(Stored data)
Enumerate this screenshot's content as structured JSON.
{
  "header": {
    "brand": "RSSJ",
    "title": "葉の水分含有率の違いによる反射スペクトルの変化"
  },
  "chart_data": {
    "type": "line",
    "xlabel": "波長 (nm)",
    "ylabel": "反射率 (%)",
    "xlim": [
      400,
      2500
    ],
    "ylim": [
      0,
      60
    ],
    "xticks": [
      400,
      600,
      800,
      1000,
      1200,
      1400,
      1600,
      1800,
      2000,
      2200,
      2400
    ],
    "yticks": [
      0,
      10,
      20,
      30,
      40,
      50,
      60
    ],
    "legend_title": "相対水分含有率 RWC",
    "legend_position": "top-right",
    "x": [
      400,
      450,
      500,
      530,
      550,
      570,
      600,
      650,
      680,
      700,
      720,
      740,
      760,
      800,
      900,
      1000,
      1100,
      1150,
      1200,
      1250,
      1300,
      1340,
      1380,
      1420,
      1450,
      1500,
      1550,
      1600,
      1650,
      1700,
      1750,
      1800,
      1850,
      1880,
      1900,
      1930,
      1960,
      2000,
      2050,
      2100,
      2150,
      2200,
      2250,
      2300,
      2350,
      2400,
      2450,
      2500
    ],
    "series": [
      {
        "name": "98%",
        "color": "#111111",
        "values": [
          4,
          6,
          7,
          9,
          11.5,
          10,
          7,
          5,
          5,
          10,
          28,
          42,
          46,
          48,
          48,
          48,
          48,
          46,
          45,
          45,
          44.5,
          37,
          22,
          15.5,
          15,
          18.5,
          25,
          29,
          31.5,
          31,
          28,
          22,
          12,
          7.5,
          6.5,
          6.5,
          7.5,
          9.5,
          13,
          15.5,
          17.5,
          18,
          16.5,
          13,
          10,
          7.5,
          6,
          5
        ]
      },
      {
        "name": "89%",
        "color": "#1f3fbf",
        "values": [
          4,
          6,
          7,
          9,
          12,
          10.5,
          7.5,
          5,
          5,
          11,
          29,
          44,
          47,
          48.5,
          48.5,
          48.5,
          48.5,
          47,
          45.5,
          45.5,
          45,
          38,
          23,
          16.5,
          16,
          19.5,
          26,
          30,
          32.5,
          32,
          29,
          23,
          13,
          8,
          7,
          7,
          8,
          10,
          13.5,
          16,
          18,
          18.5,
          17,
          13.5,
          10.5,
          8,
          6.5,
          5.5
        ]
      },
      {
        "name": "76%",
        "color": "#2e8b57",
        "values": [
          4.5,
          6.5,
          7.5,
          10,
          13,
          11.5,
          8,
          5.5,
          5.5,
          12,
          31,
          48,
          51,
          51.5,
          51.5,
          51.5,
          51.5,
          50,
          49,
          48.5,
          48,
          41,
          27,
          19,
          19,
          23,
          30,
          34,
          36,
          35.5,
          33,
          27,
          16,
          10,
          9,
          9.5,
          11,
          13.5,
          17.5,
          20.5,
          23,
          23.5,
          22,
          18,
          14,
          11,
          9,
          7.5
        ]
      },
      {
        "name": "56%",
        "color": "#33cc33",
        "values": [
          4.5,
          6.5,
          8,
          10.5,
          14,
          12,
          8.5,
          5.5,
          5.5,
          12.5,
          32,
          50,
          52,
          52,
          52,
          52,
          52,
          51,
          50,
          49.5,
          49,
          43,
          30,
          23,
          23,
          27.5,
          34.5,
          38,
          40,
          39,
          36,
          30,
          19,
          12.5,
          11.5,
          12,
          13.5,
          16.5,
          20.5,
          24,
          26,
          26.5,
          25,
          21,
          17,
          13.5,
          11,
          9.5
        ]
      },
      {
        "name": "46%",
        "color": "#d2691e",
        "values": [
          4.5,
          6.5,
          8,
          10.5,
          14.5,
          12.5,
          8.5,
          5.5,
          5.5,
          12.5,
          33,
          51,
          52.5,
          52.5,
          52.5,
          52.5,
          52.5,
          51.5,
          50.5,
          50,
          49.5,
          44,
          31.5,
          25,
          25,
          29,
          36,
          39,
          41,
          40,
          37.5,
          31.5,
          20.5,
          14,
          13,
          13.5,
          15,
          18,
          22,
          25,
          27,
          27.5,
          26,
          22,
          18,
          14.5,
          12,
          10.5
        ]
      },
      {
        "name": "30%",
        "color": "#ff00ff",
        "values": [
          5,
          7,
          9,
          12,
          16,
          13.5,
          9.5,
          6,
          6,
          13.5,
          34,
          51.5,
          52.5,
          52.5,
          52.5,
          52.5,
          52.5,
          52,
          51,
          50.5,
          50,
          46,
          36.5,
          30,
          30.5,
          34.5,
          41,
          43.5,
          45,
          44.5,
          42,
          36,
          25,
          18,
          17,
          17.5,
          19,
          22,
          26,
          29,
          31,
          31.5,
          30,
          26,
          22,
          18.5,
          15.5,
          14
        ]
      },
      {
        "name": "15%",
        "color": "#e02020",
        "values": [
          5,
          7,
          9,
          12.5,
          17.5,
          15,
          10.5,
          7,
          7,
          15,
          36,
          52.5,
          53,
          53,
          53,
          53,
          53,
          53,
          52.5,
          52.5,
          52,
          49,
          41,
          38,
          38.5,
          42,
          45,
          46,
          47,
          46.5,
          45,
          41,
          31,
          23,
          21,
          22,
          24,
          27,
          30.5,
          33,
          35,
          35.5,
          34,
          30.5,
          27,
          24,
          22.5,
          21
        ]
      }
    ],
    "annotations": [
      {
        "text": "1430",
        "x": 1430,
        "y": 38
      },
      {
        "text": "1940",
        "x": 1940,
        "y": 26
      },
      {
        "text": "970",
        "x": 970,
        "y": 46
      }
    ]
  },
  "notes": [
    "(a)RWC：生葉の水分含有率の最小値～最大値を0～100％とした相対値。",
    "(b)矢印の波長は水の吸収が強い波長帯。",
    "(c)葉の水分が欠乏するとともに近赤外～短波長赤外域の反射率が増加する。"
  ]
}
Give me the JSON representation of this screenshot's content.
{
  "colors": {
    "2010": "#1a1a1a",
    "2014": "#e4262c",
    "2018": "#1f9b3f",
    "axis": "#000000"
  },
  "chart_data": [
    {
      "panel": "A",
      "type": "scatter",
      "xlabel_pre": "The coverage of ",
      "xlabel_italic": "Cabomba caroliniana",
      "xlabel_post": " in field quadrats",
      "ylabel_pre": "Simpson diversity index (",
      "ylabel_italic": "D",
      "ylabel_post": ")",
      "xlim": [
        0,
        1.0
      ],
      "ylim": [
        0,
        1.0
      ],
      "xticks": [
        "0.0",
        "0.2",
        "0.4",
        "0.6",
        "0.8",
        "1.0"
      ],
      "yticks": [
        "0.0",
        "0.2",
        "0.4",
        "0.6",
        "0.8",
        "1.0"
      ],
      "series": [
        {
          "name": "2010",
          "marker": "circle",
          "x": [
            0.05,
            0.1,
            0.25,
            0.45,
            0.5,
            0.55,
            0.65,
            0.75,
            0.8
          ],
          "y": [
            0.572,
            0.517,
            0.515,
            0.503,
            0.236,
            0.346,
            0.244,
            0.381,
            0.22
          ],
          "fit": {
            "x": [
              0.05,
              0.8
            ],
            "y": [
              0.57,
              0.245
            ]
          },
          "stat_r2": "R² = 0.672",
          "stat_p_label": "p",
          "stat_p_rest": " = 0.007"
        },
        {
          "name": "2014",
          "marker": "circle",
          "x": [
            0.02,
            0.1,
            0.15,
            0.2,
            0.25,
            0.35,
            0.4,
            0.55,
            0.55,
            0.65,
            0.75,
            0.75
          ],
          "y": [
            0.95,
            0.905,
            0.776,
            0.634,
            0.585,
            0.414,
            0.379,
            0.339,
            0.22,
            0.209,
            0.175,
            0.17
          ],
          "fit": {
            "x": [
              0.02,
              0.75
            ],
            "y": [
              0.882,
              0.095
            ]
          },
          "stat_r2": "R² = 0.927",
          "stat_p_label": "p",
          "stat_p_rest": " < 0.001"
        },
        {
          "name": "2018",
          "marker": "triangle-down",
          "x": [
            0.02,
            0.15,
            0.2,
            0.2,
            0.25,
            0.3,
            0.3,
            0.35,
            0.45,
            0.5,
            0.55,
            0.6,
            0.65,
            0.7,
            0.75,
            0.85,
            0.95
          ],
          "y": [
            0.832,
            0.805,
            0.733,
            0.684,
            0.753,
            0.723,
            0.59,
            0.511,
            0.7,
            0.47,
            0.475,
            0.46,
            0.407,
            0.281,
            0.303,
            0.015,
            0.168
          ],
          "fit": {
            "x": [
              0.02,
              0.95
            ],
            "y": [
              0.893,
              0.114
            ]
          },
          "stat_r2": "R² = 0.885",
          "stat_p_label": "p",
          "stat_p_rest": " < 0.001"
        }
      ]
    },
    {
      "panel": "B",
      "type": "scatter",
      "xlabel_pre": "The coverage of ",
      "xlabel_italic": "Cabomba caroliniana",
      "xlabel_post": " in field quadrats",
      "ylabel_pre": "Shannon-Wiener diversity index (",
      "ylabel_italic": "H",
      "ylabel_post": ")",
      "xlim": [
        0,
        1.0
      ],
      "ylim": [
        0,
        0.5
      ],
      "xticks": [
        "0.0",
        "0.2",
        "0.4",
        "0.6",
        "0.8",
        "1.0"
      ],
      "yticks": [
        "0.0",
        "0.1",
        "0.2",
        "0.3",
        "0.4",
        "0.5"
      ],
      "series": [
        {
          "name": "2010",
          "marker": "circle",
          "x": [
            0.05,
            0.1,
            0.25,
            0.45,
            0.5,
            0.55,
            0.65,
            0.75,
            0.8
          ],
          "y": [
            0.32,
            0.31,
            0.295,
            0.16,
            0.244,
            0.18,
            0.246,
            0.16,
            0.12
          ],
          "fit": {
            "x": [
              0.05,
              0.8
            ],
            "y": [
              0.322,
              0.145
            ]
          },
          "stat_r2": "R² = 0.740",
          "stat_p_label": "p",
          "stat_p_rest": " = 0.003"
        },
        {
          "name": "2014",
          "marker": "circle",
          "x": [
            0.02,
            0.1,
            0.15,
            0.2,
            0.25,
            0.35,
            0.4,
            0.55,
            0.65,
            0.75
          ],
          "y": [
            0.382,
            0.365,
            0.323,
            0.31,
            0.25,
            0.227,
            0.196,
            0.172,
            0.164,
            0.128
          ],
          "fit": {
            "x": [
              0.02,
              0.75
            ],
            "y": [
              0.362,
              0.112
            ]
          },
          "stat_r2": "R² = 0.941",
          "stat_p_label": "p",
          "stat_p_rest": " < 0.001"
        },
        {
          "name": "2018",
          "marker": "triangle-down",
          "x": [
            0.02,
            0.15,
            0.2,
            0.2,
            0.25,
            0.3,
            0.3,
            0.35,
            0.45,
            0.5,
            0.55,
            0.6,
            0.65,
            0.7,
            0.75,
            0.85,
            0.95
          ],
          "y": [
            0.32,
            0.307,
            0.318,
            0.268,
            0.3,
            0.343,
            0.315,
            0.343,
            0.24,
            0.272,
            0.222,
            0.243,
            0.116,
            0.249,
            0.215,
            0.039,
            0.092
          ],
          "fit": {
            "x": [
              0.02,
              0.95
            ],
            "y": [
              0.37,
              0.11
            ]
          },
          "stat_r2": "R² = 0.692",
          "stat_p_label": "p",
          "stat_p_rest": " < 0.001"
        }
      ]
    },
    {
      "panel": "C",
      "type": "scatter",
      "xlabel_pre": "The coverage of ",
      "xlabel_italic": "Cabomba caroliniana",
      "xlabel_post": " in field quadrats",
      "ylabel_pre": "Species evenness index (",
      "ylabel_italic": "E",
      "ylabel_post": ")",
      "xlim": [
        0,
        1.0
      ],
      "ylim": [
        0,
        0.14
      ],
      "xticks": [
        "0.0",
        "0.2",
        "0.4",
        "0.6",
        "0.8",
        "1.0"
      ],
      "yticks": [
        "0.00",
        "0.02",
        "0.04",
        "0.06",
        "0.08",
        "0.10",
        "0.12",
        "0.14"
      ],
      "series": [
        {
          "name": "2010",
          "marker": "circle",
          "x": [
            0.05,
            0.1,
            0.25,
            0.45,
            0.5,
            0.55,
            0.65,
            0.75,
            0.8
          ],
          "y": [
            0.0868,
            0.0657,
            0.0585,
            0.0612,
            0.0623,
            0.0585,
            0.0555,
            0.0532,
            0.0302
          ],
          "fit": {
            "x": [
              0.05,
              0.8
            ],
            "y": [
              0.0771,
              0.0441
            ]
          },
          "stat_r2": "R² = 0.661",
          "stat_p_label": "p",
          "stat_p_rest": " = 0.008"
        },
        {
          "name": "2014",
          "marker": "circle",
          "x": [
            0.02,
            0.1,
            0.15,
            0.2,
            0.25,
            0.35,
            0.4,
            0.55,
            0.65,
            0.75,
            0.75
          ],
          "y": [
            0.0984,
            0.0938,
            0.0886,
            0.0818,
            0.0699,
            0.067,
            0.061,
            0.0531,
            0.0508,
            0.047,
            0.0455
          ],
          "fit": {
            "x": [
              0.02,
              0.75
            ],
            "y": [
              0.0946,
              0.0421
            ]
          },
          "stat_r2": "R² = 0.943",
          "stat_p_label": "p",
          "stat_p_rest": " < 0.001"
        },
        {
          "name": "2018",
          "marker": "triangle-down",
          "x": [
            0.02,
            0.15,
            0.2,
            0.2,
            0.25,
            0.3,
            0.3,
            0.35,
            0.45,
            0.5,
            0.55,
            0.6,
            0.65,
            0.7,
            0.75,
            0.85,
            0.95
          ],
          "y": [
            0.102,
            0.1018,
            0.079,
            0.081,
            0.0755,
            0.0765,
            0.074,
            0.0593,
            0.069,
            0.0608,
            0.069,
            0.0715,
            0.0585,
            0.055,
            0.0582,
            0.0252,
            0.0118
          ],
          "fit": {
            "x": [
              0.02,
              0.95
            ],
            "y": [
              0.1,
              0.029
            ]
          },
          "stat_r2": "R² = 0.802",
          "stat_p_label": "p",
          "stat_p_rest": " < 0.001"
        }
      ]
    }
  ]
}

# [Description of the task]
Copy out every line that includes the word "content".

# [Answer for this exercise]
Enumerate this screenshot's content as structured JSON.
Give me the JSON representation of this screenshot's content.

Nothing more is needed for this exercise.